* start *

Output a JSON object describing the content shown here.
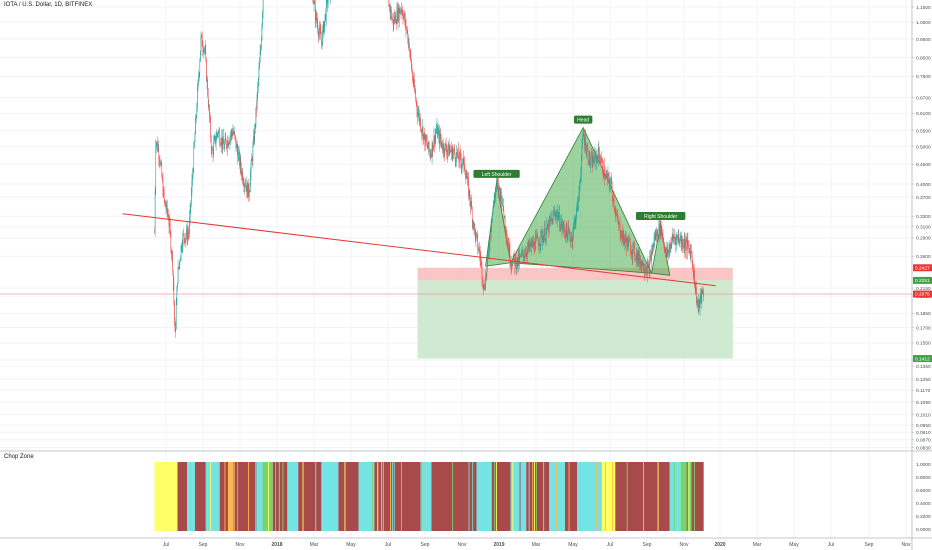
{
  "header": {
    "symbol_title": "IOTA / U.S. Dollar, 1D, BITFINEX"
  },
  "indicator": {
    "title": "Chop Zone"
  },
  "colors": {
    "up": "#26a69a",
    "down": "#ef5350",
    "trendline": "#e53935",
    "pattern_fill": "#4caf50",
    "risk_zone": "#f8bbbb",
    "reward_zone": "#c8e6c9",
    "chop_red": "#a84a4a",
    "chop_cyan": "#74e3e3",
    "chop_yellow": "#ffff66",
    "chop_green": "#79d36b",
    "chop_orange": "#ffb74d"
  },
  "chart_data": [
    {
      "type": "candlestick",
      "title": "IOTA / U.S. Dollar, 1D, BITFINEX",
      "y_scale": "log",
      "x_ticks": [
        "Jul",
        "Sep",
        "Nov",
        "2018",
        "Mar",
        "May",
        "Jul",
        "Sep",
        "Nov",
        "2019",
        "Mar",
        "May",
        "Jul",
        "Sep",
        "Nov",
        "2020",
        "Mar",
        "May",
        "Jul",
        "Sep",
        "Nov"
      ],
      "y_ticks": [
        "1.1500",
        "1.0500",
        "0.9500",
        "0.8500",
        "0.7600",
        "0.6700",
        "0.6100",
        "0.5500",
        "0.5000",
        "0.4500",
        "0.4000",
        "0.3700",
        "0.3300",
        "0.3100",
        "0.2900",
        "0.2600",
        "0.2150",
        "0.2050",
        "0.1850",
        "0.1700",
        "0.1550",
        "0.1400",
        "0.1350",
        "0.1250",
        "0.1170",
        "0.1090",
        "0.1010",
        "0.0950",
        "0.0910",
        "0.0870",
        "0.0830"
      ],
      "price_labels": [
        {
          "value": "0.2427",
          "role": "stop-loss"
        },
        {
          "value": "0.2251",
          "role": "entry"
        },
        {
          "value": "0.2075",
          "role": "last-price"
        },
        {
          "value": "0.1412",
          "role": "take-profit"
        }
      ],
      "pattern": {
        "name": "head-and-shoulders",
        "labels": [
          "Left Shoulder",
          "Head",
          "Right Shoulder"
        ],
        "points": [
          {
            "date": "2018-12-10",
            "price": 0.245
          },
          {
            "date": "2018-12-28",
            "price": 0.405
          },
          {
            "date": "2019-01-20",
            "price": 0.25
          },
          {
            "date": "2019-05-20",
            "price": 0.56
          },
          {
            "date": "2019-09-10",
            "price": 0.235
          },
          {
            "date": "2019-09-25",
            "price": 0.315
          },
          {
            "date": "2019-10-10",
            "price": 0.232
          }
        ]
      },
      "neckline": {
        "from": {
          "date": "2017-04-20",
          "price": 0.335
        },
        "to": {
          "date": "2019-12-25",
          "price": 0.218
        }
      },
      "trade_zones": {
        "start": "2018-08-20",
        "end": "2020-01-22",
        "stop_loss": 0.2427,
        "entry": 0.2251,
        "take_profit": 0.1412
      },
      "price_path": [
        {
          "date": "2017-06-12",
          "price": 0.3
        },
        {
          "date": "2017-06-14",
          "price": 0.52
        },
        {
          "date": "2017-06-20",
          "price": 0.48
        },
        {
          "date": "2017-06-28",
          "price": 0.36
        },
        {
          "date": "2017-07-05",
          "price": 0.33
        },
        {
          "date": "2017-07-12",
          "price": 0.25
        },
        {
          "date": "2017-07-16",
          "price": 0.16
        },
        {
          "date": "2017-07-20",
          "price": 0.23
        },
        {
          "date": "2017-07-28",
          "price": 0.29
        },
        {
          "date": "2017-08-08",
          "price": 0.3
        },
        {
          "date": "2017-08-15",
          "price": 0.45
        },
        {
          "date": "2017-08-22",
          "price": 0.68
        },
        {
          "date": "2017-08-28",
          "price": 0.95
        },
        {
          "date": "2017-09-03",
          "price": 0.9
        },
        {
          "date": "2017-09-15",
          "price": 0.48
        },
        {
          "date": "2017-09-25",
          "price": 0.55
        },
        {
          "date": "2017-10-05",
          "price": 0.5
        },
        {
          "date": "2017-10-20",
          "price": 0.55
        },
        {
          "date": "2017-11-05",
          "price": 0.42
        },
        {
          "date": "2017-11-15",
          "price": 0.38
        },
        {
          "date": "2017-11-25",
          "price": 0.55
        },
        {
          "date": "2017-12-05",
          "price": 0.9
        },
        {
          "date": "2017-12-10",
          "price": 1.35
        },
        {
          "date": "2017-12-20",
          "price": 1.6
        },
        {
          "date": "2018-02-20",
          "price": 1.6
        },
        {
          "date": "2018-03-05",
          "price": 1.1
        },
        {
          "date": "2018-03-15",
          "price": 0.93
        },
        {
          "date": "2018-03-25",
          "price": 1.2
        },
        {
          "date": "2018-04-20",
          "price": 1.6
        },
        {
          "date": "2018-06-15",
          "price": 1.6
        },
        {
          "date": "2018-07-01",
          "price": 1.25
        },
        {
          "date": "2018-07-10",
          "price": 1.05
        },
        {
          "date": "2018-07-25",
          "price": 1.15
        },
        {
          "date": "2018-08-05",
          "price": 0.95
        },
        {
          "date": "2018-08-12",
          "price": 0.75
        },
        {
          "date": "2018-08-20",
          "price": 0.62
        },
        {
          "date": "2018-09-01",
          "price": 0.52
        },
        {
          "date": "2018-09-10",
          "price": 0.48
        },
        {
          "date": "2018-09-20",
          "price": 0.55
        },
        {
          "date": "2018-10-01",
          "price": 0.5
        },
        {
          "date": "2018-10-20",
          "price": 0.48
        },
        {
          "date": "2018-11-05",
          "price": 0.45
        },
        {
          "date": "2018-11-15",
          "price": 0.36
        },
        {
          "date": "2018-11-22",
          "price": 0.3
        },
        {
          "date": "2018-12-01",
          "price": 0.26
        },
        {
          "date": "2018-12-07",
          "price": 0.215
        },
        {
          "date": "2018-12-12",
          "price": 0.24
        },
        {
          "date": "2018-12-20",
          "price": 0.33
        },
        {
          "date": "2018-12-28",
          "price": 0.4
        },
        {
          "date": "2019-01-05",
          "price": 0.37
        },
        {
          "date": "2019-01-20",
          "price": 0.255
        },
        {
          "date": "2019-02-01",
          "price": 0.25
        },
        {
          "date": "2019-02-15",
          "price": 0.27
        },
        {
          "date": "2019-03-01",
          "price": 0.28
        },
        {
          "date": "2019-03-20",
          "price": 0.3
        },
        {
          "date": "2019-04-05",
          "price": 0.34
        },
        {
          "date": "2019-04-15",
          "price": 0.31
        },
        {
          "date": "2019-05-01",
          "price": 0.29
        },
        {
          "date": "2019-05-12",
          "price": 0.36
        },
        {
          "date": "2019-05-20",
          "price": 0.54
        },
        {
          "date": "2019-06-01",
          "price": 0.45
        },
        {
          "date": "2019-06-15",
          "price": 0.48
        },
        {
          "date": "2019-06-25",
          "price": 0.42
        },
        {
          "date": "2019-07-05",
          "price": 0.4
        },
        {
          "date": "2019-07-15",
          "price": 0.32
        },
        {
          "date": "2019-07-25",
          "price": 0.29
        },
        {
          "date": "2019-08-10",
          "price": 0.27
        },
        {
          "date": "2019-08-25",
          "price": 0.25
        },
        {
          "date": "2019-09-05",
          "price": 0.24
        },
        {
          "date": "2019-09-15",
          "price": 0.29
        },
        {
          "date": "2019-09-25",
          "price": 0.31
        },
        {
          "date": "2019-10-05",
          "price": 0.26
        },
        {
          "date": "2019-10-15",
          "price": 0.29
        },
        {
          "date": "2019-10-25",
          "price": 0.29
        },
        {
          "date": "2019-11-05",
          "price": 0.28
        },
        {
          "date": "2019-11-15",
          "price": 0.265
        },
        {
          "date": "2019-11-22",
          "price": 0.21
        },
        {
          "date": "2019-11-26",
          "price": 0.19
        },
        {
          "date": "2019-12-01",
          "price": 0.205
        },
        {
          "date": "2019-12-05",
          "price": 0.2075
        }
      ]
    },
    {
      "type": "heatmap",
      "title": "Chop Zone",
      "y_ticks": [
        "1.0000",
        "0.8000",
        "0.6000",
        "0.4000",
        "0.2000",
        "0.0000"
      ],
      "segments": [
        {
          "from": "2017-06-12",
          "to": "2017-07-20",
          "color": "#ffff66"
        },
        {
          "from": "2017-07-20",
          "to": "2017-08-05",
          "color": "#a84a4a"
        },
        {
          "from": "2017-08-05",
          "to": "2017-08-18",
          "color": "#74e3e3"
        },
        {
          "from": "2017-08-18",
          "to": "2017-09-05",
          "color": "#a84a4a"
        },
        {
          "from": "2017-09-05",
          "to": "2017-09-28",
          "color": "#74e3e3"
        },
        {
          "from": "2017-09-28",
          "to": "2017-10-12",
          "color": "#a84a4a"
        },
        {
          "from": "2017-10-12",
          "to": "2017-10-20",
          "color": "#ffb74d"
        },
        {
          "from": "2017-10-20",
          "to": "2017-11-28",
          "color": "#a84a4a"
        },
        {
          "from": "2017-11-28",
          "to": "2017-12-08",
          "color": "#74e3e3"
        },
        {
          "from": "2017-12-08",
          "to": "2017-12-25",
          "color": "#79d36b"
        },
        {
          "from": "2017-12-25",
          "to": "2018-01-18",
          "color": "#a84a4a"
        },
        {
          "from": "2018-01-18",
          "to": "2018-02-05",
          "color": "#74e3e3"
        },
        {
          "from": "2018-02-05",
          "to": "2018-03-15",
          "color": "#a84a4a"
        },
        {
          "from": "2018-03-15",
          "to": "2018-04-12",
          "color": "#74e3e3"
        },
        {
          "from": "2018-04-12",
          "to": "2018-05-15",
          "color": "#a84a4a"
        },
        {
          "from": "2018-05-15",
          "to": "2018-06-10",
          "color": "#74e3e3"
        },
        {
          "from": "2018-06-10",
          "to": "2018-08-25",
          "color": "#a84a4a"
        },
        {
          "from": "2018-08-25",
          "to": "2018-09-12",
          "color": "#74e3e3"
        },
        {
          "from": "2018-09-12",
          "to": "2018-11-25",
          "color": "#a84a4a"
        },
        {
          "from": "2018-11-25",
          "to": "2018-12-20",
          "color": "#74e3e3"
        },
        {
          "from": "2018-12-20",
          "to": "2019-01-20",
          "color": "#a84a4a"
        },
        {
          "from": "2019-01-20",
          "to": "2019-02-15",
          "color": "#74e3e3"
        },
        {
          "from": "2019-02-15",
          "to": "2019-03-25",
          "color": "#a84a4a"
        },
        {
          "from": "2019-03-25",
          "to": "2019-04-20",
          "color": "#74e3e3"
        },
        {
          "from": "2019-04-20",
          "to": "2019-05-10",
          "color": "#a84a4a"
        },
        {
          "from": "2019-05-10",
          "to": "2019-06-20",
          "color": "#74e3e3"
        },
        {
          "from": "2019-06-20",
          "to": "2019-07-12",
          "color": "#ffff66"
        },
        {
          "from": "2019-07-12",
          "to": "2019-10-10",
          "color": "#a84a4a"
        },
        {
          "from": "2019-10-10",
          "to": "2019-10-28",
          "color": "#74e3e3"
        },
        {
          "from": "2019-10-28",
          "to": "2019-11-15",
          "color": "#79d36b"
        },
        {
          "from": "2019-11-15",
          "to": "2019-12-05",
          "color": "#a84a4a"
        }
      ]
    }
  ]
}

* end *

### What needs to be done
Among the entries, how many lines contain the string "IOTA"? Give the number without anything else.

### Exercise solution
2